# TASK DETAILS
Lines from the one containing "Give me the" through the last line of the data are to be repeated word for word, both ends included.

Entries with figure data:
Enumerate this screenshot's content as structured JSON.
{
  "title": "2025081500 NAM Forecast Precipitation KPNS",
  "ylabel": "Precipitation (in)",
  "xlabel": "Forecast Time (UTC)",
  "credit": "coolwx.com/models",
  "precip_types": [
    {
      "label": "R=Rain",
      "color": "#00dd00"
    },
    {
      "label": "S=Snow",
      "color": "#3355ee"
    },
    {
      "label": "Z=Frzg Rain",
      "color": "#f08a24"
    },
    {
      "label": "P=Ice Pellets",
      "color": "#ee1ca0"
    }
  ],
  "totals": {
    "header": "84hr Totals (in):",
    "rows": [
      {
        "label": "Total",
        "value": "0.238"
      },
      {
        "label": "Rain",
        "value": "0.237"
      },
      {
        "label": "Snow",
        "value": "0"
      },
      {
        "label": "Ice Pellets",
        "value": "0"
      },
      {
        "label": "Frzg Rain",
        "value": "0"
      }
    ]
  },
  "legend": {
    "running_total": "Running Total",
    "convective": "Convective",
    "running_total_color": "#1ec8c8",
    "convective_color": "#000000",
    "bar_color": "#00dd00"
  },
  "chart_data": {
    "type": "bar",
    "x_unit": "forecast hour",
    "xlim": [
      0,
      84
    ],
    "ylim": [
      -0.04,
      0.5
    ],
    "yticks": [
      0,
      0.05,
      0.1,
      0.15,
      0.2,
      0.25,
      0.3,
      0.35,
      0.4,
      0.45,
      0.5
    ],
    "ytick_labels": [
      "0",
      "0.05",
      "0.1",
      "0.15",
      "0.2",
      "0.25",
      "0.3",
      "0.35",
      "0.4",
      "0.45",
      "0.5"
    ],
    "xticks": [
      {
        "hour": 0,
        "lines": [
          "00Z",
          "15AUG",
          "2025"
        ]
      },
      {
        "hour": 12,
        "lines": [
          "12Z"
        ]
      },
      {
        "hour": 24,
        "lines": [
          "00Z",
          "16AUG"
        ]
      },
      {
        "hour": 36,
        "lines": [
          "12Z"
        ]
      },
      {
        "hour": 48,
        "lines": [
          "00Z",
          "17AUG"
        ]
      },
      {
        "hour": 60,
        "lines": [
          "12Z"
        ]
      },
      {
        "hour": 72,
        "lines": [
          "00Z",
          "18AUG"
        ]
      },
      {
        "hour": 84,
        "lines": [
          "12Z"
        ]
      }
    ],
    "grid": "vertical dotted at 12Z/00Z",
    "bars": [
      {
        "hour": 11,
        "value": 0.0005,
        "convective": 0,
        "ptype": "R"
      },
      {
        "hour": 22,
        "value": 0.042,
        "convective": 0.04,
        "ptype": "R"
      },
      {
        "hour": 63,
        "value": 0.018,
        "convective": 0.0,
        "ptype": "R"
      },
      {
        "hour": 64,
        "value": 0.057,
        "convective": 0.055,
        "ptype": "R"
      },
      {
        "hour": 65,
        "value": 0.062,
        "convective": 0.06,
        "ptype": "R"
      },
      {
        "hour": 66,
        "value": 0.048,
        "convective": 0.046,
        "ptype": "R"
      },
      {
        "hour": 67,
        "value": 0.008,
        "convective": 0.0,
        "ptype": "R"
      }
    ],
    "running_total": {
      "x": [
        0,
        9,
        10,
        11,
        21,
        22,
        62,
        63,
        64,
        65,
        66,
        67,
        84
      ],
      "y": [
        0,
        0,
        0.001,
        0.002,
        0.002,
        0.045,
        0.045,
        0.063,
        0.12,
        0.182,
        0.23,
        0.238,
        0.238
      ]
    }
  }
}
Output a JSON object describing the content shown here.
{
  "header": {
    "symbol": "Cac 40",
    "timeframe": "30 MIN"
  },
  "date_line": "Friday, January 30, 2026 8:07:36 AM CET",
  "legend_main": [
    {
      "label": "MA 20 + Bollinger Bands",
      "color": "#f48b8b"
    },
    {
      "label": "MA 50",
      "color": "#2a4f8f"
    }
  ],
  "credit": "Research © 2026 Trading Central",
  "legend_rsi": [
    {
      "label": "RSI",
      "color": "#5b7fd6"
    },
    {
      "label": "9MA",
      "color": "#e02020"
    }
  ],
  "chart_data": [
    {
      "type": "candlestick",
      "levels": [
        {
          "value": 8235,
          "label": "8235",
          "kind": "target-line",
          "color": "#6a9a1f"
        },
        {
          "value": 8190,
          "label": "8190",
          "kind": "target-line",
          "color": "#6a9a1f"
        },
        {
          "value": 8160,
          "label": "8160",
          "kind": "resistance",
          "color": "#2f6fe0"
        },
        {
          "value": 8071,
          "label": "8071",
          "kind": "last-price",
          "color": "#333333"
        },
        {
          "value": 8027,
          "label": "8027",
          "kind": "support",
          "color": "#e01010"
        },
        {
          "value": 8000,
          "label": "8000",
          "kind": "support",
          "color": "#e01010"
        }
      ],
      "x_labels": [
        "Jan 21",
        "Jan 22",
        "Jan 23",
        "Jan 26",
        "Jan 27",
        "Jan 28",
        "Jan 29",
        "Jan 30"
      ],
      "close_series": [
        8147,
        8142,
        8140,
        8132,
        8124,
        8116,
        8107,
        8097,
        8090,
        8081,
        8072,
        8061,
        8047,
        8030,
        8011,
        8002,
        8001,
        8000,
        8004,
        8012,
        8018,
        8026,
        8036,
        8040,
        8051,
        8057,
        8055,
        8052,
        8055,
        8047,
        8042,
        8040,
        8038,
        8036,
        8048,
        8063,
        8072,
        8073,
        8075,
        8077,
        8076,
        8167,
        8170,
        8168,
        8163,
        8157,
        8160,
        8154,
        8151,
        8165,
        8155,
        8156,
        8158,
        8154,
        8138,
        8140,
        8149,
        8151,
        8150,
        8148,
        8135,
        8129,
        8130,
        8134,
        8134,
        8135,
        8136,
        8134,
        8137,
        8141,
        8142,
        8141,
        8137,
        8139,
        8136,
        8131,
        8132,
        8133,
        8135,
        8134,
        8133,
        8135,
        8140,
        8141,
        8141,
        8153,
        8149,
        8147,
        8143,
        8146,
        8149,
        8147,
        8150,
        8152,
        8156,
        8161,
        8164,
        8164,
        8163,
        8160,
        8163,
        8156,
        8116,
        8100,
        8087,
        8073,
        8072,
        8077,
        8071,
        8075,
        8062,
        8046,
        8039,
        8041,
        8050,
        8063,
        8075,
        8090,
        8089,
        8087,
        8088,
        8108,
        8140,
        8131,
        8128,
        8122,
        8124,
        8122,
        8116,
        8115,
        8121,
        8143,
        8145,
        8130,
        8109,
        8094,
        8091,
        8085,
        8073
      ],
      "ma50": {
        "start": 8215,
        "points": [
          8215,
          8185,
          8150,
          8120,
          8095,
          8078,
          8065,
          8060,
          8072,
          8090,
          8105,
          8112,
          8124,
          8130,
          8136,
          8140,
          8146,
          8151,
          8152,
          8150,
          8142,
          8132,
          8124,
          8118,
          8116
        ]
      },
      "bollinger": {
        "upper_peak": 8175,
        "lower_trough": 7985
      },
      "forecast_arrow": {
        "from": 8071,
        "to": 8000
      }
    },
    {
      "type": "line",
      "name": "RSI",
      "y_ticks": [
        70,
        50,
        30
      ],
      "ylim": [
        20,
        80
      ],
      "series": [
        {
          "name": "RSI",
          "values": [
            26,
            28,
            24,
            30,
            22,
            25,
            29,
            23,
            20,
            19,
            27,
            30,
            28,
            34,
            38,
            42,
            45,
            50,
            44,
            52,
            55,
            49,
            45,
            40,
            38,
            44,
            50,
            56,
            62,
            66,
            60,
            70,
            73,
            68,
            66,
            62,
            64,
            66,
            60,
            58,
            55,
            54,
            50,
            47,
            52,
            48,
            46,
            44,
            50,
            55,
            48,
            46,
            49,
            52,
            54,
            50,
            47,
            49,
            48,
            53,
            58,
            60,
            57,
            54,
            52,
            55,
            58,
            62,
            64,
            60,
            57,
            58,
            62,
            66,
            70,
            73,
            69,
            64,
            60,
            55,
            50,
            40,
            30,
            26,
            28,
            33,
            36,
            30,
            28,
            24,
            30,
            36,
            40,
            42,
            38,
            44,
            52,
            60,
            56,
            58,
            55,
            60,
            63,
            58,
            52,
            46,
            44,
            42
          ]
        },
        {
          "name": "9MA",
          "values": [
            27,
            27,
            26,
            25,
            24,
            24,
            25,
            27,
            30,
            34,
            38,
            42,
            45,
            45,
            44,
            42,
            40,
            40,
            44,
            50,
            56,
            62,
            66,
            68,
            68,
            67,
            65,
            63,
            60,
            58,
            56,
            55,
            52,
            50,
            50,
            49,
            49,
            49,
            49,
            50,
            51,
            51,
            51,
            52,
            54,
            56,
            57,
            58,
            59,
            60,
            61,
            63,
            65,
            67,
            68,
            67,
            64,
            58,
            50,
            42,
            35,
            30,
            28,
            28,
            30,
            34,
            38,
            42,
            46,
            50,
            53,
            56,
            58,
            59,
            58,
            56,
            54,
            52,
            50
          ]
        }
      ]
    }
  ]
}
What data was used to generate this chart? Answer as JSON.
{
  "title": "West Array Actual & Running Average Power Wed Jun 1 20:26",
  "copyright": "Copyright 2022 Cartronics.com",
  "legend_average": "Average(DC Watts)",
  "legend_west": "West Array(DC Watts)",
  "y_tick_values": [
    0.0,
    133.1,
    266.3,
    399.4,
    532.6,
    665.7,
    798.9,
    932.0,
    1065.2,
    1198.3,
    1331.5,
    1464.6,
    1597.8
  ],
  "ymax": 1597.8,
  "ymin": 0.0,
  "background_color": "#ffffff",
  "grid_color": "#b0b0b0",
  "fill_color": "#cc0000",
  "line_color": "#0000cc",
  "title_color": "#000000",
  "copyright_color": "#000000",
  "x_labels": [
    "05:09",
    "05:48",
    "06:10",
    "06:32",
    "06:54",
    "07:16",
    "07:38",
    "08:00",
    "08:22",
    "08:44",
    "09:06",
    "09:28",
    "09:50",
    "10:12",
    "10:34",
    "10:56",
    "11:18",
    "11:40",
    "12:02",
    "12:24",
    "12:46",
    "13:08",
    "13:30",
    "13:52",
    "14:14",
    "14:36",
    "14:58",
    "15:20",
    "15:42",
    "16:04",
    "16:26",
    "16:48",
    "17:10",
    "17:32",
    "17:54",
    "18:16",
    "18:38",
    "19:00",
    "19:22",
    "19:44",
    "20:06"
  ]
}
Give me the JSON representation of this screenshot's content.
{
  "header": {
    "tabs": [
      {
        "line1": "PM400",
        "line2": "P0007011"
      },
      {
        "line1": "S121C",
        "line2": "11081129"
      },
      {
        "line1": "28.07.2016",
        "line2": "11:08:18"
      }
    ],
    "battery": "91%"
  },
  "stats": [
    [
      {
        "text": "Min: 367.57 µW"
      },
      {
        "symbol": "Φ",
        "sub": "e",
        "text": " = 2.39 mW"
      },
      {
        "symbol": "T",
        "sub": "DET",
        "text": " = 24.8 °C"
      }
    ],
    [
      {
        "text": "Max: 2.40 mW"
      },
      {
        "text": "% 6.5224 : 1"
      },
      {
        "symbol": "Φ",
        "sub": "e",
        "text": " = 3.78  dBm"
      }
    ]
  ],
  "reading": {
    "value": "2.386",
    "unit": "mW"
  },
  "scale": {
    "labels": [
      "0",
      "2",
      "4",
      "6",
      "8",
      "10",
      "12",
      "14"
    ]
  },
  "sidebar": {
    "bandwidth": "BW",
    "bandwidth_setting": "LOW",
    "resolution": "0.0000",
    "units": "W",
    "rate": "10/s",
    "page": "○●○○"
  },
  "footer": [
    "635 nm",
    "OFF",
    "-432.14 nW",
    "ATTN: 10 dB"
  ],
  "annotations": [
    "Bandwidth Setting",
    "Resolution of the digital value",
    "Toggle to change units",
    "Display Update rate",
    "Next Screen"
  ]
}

# RIGHT ANSWER
Give me the JSON representation of this screenshot's content.
{
  "header": {
    "tabs": [
      {
        "line1": "PM400",
        "line2": "P0007011"
      },
      {
        "line1": "S121C",
        "line2": "11081129"
      },
      {
        "line1": "28.07.2016",
        "line2": "11:08:18"
      }
    ],
    "battery": "91%"
  },
  "stats": [
    [
      {
        "text": "Min: 367.57 µW"
      },
      {
        "symbol": "Φ",
        "sub": "e",
        "text": " = 2.39 mW"
      },
      {
        "symbol": "T",
        "sub": "DET",
        "text": " = 24.8 °C"
      }
    ],
    [
      {
        "text": "Max: 2.40 mW"
      },
      {
        "text": "% 6.5224 : 1"
      },
      {
        "symbol": "Φ",
        "sub": "e",
        "text": " = 3.78  dBm"
      }
    ]
  ],
  "reading": {
    "value": "2.386",
    "unit": "mW"
  },
  "scale": {
    "labels": [
      "0",
      "2",
      "4",
      "6",
      "8",
      "10",
      "12",
      "14"
    ]
  },
  "sidebar": {
    "bandwidth": "BW",
    "bandwidth_setting": "LOW",
    "resolution": "0.0000",
    "units": "W",
    "rate": "10/s",
    "page": "○●○○"
  },
  "footer": [
    "635 nm",
    "OFF",
    "-432.14 nW",
    "ATTN: 10 dB"
  ],
  "annotations": [
    "Bandwidth Setting",
    "Resolution of the digital value",
    "Toggle to change units",
    "Display Update rate",
    "Next Screen"
  ]
}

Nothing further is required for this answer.